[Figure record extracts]
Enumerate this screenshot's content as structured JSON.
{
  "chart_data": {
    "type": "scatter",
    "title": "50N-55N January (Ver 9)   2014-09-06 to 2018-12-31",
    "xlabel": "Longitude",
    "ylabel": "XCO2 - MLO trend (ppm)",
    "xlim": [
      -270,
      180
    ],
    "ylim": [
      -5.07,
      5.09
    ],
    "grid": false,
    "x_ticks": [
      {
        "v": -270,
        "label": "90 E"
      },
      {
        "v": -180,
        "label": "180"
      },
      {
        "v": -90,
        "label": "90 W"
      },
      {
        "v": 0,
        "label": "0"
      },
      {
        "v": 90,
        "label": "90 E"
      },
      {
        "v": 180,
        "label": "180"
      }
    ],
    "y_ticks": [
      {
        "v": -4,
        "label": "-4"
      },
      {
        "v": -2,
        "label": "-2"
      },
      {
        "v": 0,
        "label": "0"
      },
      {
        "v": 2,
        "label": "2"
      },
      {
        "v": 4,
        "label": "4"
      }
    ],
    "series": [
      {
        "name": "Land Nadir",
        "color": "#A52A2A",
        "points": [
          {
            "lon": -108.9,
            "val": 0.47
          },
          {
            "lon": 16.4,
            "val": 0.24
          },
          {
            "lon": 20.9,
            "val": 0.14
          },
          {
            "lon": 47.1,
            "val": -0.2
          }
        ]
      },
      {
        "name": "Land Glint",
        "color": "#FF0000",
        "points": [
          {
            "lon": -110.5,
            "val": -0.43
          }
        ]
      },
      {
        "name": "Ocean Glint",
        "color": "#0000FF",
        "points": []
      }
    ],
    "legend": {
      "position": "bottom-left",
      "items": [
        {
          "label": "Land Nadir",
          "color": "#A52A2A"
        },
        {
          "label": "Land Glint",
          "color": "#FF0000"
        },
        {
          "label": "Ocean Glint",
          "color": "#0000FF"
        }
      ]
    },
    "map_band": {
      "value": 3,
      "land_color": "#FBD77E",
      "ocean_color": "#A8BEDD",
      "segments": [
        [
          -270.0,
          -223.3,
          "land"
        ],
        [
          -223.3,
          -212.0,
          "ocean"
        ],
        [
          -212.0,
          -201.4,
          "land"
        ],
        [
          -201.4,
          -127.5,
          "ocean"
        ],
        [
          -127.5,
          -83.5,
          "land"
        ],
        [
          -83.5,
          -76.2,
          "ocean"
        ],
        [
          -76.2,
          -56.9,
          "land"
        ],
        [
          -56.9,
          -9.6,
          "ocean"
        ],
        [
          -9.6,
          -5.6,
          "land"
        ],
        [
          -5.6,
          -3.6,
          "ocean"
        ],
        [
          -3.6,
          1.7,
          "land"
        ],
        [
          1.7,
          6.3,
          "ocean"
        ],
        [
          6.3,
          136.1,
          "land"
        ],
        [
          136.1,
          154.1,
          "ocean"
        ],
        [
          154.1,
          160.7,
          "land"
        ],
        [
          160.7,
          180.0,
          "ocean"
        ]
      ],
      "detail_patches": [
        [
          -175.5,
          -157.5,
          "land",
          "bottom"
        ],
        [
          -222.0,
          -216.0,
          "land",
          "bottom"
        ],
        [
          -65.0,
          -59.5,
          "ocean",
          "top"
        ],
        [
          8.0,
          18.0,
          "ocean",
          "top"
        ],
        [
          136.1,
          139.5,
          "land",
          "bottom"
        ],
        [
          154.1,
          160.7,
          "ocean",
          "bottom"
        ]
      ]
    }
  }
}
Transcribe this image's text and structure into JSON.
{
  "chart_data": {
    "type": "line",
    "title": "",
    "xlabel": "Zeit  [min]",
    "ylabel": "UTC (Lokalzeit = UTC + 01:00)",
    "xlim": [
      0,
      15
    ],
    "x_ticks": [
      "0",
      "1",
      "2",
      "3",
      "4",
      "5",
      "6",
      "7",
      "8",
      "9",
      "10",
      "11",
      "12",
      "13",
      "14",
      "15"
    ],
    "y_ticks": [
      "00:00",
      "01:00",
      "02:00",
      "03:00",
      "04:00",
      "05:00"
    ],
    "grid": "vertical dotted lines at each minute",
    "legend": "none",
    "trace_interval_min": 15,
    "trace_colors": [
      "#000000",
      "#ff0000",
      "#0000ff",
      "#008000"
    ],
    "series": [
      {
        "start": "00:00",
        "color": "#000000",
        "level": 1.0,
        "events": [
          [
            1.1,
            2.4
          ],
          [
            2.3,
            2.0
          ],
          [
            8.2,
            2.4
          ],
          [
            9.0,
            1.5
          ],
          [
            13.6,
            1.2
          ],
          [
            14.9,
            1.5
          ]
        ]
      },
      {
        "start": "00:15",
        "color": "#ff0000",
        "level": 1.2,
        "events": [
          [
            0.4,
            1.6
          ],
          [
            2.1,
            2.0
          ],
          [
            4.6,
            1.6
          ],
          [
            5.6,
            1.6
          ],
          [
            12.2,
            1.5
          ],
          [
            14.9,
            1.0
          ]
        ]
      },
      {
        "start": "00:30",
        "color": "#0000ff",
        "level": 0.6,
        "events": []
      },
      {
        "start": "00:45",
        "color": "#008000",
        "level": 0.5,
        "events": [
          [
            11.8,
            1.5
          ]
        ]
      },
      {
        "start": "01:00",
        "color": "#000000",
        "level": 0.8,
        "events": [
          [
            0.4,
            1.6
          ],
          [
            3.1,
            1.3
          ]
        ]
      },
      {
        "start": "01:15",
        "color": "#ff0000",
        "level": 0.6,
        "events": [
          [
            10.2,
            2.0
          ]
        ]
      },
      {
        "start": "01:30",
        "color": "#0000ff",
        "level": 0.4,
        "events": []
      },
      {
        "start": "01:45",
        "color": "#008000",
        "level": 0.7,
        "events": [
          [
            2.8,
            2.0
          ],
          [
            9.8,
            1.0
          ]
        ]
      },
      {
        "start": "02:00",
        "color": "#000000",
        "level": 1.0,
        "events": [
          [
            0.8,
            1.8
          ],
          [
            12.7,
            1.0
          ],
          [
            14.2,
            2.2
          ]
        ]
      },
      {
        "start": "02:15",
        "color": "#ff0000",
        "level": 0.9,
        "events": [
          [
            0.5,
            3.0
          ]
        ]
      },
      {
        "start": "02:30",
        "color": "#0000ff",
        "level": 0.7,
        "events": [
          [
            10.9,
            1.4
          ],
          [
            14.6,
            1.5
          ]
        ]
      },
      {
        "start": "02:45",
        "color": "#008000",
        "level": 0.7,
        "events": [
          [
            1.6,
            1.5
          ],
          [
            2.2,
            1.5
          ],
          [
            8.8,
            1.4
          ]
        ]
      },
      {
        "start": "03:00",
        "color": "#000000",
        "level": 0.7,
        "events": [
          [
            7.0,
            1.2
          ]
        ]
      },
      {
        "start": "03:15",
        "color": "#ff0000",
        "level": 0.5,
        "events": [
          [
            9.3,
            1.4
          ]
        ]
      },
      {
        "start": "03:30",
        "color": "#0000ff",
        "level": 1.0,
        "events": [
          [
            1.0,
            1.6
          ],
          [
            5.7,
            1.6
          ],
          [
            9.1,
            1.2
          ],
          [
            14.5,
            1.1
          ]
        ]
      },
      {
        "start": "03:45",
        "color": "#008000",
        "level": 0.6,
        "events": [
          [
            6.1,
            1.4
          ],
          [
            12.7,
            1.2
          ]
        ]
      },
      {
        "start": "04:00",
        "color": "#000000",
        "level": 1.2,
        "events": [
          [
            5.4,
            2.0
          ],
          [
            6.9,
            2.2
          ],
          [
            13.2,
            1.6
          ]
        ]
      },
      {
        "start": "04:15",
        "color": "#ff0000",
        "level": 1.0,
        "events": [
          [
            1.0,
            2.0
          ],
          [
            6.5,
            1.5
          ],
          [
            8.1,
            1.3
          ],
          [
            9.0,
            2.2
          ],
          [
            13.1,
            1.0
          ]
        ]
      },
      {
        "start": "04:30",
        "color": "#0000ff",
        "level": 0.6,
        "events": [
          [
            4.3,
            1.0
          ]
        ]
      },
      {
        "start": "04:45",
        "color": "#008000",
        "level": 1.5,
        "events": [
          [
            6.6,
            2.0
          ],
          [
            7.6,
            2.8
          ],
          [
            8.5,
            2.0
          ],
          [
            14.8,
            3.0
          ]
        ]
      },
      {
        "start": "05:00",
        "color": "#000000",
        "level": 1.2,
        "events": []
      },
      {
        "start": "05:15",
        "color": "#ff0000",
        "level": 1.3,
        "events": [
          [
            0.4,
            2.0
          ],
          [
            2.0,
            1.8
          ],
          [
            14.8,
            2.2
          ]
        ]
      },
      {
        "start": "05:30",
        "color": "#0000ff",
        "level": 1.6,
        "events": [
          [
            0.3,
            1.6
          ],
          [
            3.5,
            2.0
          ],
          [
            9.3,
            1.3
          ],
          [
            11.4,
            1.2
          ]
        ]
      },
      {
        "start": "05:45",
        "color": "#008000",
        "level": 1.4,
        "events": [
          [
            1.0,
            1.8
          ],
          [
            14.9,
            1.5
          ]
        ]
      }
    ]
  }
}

- _WORK REQUIRED_:
Check each line above for the string "grid" and show the ones that have it.

- _FINAL RESULT_:
    "grid": false,
    "grid": "vertical dotted lines at each minute",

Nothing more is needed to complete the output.